# What the task requires
Copy out each line of the listing that has the word "JSON" in it.

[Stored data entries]
Begin

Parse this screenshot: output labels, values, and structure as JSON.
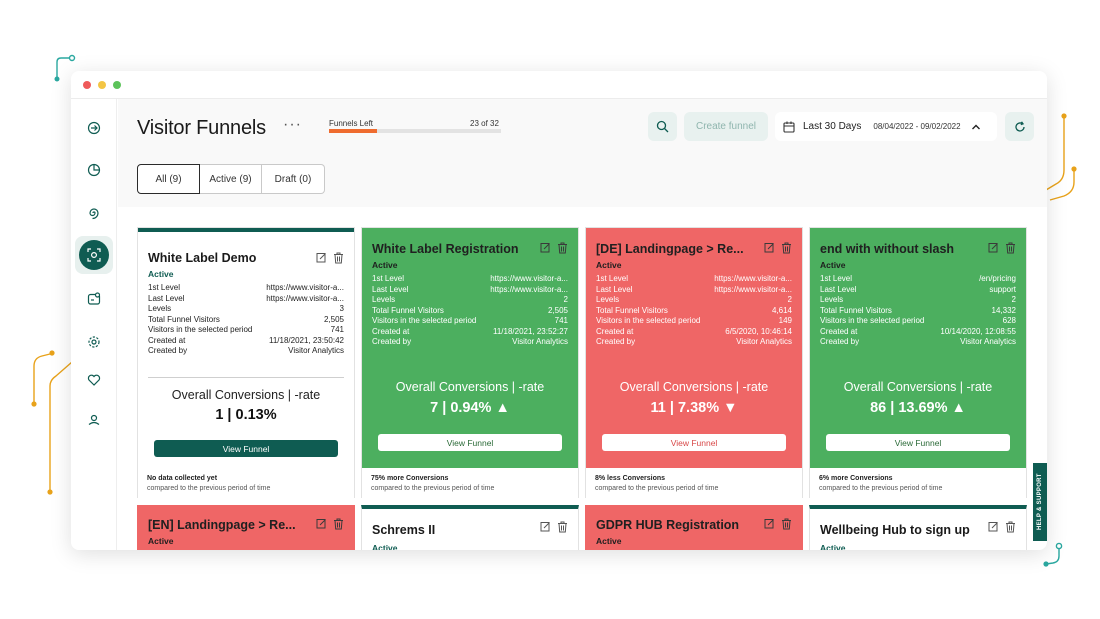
{
  "window": {
    "controls": [
      "close",
      "minimize",
      "maximize"
    ]
  },
  "sidebar": {
    "items": [
      {
        "icon": "arrow-circle-icon"
      },
      {
        "icon": "pie-chart-icon"
      },
      {
        "icon": "spiral-icon"
      },
      {
        "icon": "funnel-scan-icon",
        "active": true
      },
      {
        "icon": "badge-icon"
      },
      {
        "icon": "settings-icon"
      },
      {
        "icon": "heart-icon"
      },
      {
        "icon": "location-icon"
      }
    ]
  },
  "header": {
    "title": "Visitor Funnels",
    "more": "···",
    "funnels_left_label": "Funnels Left",
    "funnels_left_count": "23 of 32",
    "funnels_left_fraction": 0.28,
    "create_button": "Create funnel",
    "date_label": "Last 30 Days",
    "date_range": "08/04/2022 - 09/02/2022"
  },
  "tabs": [
    {
      "label": "All (9)",
      "active": true
    },
    {
      "label": "Active (9)"
    },
    {
      "label": "Draft (0)"
    }
  ],
  "cards": [
    {
      "style": "white",
      "title": "White Label Demo",
      "status": "Active",
      "rows": [
        {
          "k": "1st Level",
          "v": "https://www.visitor-a..."
        },
        {
          "k": "Last Level",
          "v": "https://www.visitor-a..."
        },
        {
          "k": "Levels",
          "v": "3"
        },
        {
          "k": "Total Funnel Visitors",
          "v": "2,505"
        },
        {
          "k": "Visitors in the selected period",
          "v": "741"
        },
        {
          "k": "Created at",
          "v": "11/18/2021, 23:50:42"
        },
        {
          "k": "Created by",
          "v": "Visitor Analytics"
        }
      ],
      "conv_title": "Overall Conversions | -rate",
      "conv_value": "1 | 0.13%",
      "view_button": "View Funnel",
      "footer_title": "No data collected yet",
      "footer_sub": "compared to the previous period of time"
    },
    {
      "style": "green",
      "title": "White Label Registration",
      "status": "Active",
      "rows": [
        {
          "k": "1st Level",
          "v": "https://www.visitor-a..."
        },
        {
          "k": "Last Level",
          "v": "https://www.visitor-a..."
        },
        {
          "k": "Levels",
          "v": "2"
        },
        {
          "k": "Total Funnel Visitors",
          "v": "2,505"
        },
        {
          "k": "Visitors in the selected period",
          "v": "741"
        },
        {
          "k": "Created at",
          "v": "11/18/2021, 23:52:27"
        },
        {
          "k": "Created by",
          "v": "Visitor Analytics"
        }
      ],
      "conv_title": "Overall Conversions | -rate",
      "conv_value": "7 | 0.94% ▲",
      "view_button": "View Funnel",
      "footer_title": "75% more Conversions",
      "footer_sub": "compared to the previous period of time"
    },
    {
      "style": "red",
      "title": "[DE] Landingpage > Re...",
      "status": "Active",
      "rows": [
        {
          "k": "1st Level",
          "v": "https://www.visitor-a..."
        },
        {
          "k": "Last Level",
          "v": "https://www.visitor-a..."
        },
        {
          "k": "Levels",
          "v": "2"
        },
        {
          "k": "Total Funnel Visitors",
          "v": "4,614"
        },
        {
          "k": "Visitors in the selected period",
          "v": "149"
        },
        {
          "k": "Created at",
          "v": "6/5/2020, 10:46:14"
        },
        {
          "k": "Created by",
          "v": "Visitor Analytics"
        }
      ],
      "conv_title": "Overall Conversions | -rate",
      "conv_value": "11 | 7.38% ▼",
      "view_button": "View Funnel",
      "footer_title": "8% less Conversions",
      "footer_sub": "compared to the previous period of time"
    },
    {
      "style": "green",
      "title": "end with without slash",
      "status": "Active",
      "rows": [
        {
          "k": "1st Level",
          "v": "/en/pricing"
        },
        {
          "k": "Last Level",
          "v": "support"
        },
        {
          "k": "Levels",
          "v": "2"
        },
        {
          "k": "Total Funnel Visitors",
          "v": "14,332"
        },
        {
          "k": "Visitors in the selected period",
          "v": "628"
        },
        {
          "k": "Created at",
          "v": "10/14/2020, 12:08:55"
        },
        {
          "k": "Created by",
          "v": "Visitor Analytics"
        }
      ],
      "conv_title": "Overall Conversions | -rate",
      "conv_value": "86 | 13.69% ▲",
      "view_button": "View Funnel",
      "footer_title": "6% more Conversions",
      "footer_sub": "compared to the previous period of time"
    }
  ],
  "lower_cards": [
    {
      "style": "red",
      "title": "[EN] Landingpage > Re...",
      "status": "Active"
    },
    {
      "style": "white",
      "title": "Schrems II",
      "status": "Active"
    },
    {
      "style": "red",
      "title": "GDPR HUB Registration",
      "status": "Active"
    },
    {
      "style": "white",
      "title": "Wellbeing Hub to sign up",
      "status": "Active"
    }
  ],
  "help_tab": "HELP & SUPPORT",
  "colors": {
    "brand": "#0f5c52",
    "green": "#4caf5f",
    "red": "#ef6666",
    "progress": "#ef6c2f",
    "deco": "#e8a21a"
  }
}
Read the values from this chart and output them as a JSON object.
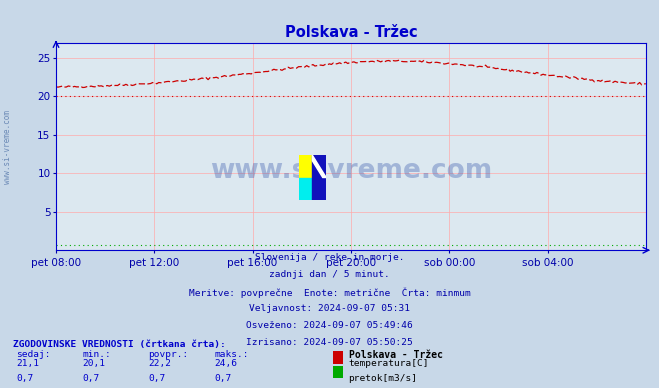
{
  "title": "Polskava - Tržec",
  "title_color": "#0000cc",
  "bg_color": "#c8d8e8",
  "plot_bg_color": "#dce8f0",
  "grid_color_v": "#ffaaaa",
  "grid_color_h": "#ffaaaa",
  "axis_color": "#0000cc",
  "tick_color": "#0000aa",
  "x_labels": [
    "pet 08:00",
    "pet 12:00",
    "pet 16:00",
    "pet 20:00",
    "sob 00:00",
    "sob 04:00"
  ],
  "y_min": 0,
  "y_max": 27,
  "y_ticks": [
    5,
    10,
    15,
    20,
    25
  ],
  "watermark_text": "www.si-vreme.com",
  "watermark_color": "#3355aa",
  "watermark_alpha": 0.35,
  "info_lines": [
    "Slovenija / reke in morje.",
    "zadnji dan / 5 minut.",
    "Meritve: povprečne  Enote: metrične  Črta: minmum",
    "Veljavnost: 2024-09-07 05:31",
    "Osveženo: 2024-09-07 05:49:46",
    "Izrisano: 2024-09-07 05:50:25"
  ],
  "legend_title": "ZGODOVINSKE VREDNOSTI (črtkana črta):",
  "legend_cols": [
    "sedaj:",
    "min.:",
    "povpr.:",
    "maks.:"
  ],
  "legend_station": "Polskava - Tržec",
  "legend_rows": [
    {
      "values": [
        "21,1",
        "20,1",
        "22,2",
        "24,6"
      ],
      "label": "temperatura[C]",
      "color": "#cc0000"
    },
    {
      "values": [
        "0,7",
        "0,7",
        "0,7",
        "0,7"
      ],
      "label": "pretok[m3/s]",
      "color": "#00aa00"
    }
  ],
  "temp_line_color": "#cc0000",
  "flow_line_color": "#00aa00",
  "left_label": "www.si-vreme.com"
}
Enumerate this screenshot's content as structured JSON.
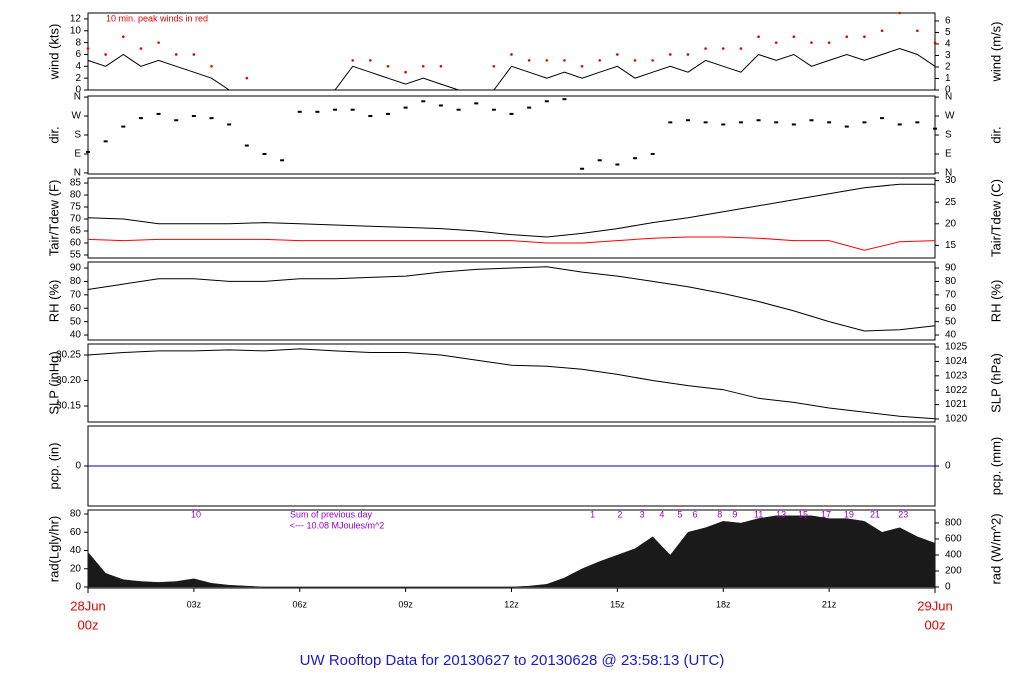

End

# Solution to this exercise
Parse this screenshot: output labels, values, and structure as JSON.
Read the values from this chart and output them as a JSON object.
Enumerate this screenshot's content as structured JSON.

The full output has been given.